Dataset excerpts:
[START]
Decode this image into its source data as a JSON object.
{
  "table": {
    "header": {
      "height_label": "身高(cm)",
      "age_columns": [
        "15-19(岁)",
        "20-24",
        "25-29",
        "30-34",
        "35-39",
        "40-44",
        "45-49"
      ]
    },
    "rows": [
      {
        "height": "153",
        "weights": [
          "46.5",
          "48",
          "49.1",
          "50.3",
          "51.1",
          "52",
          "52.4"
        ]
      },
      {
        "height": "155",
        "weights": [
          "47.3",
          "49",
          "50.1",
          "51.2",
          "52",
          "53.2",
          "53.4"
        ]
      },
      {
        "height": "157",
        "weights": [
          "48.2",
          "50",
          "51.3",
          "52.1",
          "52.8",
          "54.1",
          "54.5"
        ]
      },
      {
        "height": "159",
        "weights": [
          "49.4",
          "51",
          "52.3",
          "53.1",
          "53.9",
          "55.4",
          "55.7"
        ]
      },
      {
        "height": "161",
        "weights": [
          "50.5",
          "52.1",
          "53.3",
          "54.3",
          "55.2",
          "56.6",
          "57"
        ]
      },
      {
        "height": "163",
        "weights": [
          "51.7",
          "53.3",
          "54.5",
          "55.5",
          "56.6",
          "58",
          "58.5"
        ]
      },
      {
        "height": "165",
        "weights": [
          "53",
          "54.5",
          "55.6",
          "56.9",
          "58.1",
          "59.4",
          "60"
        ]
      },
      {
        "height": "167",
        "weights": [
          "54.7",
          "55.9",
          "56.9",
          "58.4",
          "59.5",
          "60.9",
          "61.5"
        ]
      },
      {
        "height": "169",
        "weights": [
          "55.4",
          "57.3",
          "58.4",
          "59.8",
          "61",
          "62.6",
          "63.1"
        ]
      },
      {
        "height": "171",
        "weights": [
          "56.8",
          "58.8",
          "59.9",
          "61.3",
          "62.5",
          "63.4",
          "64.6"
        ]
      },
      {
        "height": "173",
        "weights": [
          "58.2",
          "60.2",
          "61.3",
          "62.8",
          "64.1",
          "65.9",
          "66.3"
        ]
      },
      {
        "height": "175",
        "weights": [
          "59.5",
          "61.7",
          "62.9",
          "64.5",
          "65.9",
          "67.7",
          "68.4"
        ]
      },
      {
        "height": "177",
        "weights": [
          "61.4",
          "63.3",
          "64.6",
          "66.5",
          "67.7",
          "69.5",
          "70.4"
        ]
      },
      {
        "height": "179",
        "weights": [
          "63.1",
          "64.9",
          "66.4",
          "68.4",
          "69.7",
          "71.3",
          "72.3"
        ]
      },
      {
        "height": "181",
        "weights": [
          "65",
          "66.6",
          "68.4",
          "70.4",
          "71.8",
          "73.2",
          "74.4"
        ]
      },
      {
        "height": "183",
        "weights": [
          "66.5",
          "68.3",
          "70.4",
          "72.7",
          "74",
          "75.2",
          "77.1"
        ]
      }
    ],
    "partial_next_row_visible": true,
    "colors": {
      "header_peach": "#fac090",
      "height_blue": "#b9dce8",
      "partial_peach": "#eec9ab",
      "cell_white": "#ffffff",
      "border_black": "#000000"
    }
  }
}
[END]
Request: Your task is to transcribe the material exactly.

Correct response:
Decode this image into its source data as a JSON object.
{
  "table": {
    "header": {
      "height_label": "身高(cm)",
      "age_columns": [
        "15-19(岁)",
        "20-24",
        "25-29",
        "30-34",
        "35-39",
        "40-44",
        "45-49"
      ]
    },
    "rows": [
      {
        "height": "153",
        "weights": [
          "46.5",
          "48",
          "49.1",
          "50.3",
          "51.1",
          "52",
          "52.4"
        ]
      },
      {
        "height": "155",
        "weights": [
          "47.3",
          "49",
          "50.1",
          "51.2",
          "52",
          "53.2",
          "53.4"
        ]
      },
      {
        "height": "157",
        "weights": [
          "48.2",
          "50",
          "51.3",
          "52.1",
          "52.8",
          "54.1",
          "54.5"
        ]
      },
      {
        "height": "159",
        "weights": [
          "49.4",
          "51",
          "52.3",
          "53.1",
          "53.9",
          "55.4",
          "55.7"
        ]
      },
      {
        "height": "161",
        "weights": [
          "50.5",
          "52.1",
          "53.3",
          "54.3",
          "55.2",
          "56.6",
          "57"
        ]
      },
      {
        "height": "163",
        "weights": [
          "51.7",
          "53.3",
          "54.5",
          "55.5",
          "56.6",
          "58",
          "58.5"
        ]
      },
      {
        "height": "165",
        "weights": [
          "53",
          "54.5",
          "55.6",
          "56.9",
          "58.1",
          "59.4",
          "60"
        ]
      },
      {
        "height": "167",
        "weights": [
          "54.7",
          "55.9",
          "56.9",
          "58.4",
          "59.5",
          "60.9",
          "61.5"
        ]
      },
      {
        "height": "169",
        "weights": [
          "55.4",
          "57.3",
          "58.4",
          "59.8",
          "61",
          "62.6",
          "63.1"
        ]
      },
      {
        "height": "171",
        "weights": [
          "56.8",
          "58.8",
          "59.9",
          "61.3",
          "62.5",
          "63.4",
          "64.6"
        ]
      },
      {
        "height": "173",
        "weights": [
          "58.2",
          "60.2",
          "61.3",
          "62.8",
          "64.1",
          "65.9",
          "66.3"
        ]
      },
      {
        "height": "175",
        "weights": [
          "59.5",
          "61.7",
          "62.9",
          "64.5",
          "65.9",
          "67.7",
          "68.4"
        ]
      },
      {
        "height": "177",
        "weights": [
          "61.4",
          "63.3",
          "64.6",
          "66.5",
          "67.7",
          "69.5",
          "70.4"
        ]
      },
      {
        "height": "179",
        "weights": [
          "63.1",
          "64.9",
          "66.4",
          "68.4",
          "69.7",
          "71.3",
          "72.3"
        ]
      },
      {
        "height": "181",
        "weights": [
          "65",
          "66.6",
          "68.4",
          "70.4",
          "71.8",
          "73.2",
          "74.4"
        ]
      },
      {
        "height": "183",
        "weights": [
          "66.5",
          "68.3",
          "70.4",
          "72.7",
          "74",
          "75.2",
          "77.1"
        ]
      }
    ],
    "partial_next_row_visible": true,
    "colors": {
      "header_peach": "#fac090",
      "height_blue": "#b9dce8",
      "partial_peach": "#eec9ab",
      "cell_white": "#ffffff",
      "border_black": "#000000"
    }
  }
}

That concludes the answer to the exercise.